* Start *

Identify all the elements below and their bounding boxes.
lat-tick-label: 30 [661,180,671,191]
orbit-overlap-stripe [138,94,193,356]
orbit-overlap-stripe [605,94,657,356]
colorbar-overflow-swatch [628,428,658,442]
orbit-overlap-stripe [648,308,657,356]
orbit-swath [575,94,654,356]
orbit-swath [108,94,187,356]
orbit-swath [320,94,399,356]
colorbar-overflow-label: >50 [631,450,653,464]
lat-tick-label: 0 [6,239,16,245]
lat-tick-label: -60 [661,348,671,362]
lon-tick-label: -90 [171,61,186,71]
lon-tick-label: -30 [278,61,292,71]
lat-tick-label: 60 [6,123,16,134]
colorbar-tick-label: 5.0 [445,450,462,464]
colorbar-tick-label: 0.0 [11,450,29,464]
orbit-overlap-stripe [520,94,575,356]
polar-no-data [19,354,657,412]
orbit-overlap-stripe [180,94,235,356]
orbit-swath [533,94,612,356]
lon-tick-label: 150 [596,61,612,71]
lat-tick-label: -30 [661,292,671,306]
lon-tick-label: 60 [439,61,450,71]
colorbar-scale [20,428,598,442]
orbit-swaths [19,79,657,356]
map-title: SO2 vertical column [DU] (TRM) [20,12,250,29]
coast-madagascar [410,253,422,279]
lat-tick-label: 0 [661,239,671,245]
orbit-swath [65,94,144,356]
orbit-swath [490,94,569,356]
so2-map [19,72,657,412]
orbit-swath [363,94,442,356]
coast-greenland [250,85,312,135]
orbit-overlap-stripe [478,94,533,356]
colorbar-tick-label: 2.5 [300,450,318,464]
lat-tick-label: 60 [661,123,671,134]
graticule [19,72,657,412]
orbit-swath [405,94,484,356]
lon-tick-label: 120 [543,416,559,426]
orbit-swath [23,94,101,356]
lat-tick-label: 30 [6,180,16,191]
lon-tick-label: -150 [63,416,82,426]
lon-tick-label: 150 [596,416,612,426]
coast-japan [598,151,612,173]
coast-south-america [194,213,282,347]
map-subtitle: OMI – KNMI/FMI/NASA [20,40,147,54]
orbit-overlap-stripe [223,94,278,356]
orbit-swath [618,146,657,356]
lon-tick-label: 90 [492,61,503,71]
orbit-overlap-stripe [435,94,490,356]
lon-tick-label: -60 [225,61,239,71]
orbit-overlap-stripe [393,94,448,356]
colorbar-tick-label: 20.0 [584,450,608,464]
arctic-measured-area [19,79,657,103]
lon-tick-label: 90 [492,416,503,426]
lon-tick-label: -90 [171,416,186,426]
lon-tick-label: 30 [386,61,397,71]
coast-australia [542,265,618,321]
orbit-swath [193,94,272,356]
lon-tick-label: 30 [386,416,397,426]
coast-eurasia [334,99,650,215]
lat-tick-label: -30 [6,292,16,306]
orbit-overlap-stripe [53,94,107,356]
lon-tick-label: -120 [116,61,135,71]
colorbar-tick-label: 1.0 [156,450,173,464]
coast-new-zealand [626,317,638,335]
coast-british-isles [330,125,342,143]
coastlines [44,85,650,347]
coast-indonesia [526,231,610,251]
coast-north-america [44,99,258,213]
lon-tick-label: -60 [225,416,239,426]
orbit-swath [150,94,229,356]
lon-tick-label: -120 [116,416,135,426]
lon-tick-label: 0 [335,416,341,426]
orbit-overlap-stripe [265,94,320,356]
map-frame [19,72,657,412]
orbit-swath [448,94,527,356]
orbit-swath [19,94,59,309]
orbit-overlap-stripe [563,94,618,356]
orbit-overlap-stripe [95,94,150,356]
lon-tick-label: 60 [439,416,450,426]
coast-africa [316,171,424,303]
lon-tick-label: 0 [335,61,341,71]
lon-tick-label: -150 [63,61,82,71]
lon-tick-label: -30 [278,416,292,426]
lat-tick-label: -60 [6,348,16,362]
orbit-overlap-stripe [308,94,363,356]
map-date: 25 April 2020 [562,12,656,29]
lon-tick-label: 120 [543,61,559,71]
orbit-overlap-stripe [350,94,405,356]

* End *

** What this task involves **
Reproduce the listing above word for word, every line from beginning to end.

** Reply **
Identify all the elements below and their bounding boxes.
lat-tick-label: 30 [661,180,671,191]
orbit-overlap-stripe [138,94,193,356]
orbit-overlap-stripe [605,94,657,356]
colorbar-overflow-swatch [628,428,658,442]
orbit-overlap-stripe [648,308,657,356]
orbit-swath [575,94,654,356]
orbit-swath [108,94,187,356]
orbit-swath [320,94,399,356]
colorbar-overflow-label: >50 [631,450,653,464]
lat-tick-label: 0 [6,239,16,245]
lat-tick-label: -60 [661,348,671,362]
lon-tick-label: -90 [171,61,186,71]
lon-tick-label: -30 [278,61,292,71]
lat-tick-label: 60 [6,123,16,134]
colorbar-tick-label: 5.0 [445,450,462,464]
colorbar-tick-label: 0.0 [11,450,29,464]
orbit-overlap-stripe [520,94,575,356]
polar-no-data [19,354,657,412]
orbit-overlap-stripe [180,94,235,356]
orbit-swath [533,94,612,356]
lon-tick-label: 150 [596,61,612,71]
lat-tick-label: -30 [661,292,671,306]
lon-tick-label: 60 [439,61,450,71]
colorbar-scale [20,428,598,442]
orbit-swaths [19,79,657,356]
map-title: SO2 vertical column [DU] (TRM) [20,12,250,29]
coast-madagascar [410,253,422,279]
lat-tick-label: 0 [661,239,671,245]
orbit-swath [65,94,144,356]
orbit-swath [490,94,569,356]
so2-map [19,72,657,412]
orbit-swath [363,94,442,356]
coast-greenland [250,85,312,135]
orbit-overlap-stripe [478,94,533,356]
colorbar-tick-label: 2.5 [300,450,318,464]
lat-tick-label: 60 [661,123,671,134]
graticule [19,72,657,412]
orbit-swath [405,94,484,356]
lon-tick-label: 120 [543,416,559,426]
orbit-swath [23,94,101,356]
lat-tick-label: 30 [6,180,16,191]
lon-tick-label: -150 [63,416,82,426]
lon-tick-label: 150 [596,416,612,426]
coast-japan [598,151,612,173]
coast-south-america [194,213,282,347]
map-subtitle: OMI – KNMI/FMI/NASA [20,40,147,54]
orbit-overlap-stripe [223,94,278,356]
orbit-swath [618,146,657,356]
lon-tick-label: 90 [492,61,503,71]
orbit-overlap-stripe [435,94,490,356]
lon-tick-label: -60 [225,61,239,71]
orbit-overlap-stripe [393,94,448,356]
colorbar-tick-label: 20.0 [584,450,608,464]
arctic-measured-area [19,79,657,103]
lon-tick-label: 90 [492,416,503,426]
lon-tick-label: -90 [171,416,186,426]
lon-tick-label: 30 [386,61,397,71]
coast-australia [542,265,618,321]
orbit-swath [193,94,272,356]
lon-tick-label: 30 [386,416,397,426]
coast-eurasia [334,99,650,215]
lat-tick-label: -30 [6,292,16,306]
orbit-overlap-stripe [53,94,107,356]
lon-tick-label: -120 [116,61,135,71]
colorbar-tick-label: 1.0 [156,450,173,464]
coast-new-zealand [626,317,638,335]
coast-british-isles [330,125,342,143]
coastlines [44,85,650,347]
coast-indonesia [526,231,610,251]
coast-north-america [44,99,258,213]
lon-tick-label: -60 [225,416,239,426]
orbit-swath [150,94,229,356]
lon-tick-label: -120 [116,416,135,426]
lon-tick-label: 0 [335,416,341,426]
orbit-overlap-stripe [265,94,320,356]
map-frame [19,72,657,412]
orbit-swath [448,94,527,356]
orbit-swath [19,94,59,309]
orbit-overlap-stripe [563,94,618,356]
orbit-overlap-stripe [95,94,150,356]
lon-tick-label: 60 [439,416,450,426]
coast-africa [316,171,424,303]
lon-tick-label: 0 [335,61,341,71]
lon-tick-label: -150 [63,61,82,71]
lon-tick-label: -30 [278,416,292,426]
lat-tick-label: -60 [6,348,16,362]
orbit-overlap-stripe [308,94,363,356]
map-date: 25 April 2020 [562,12,656,29]
lon-tick-label: 120 [543,61,559,71]
orbit-overlap-stripe [350,94,405,356]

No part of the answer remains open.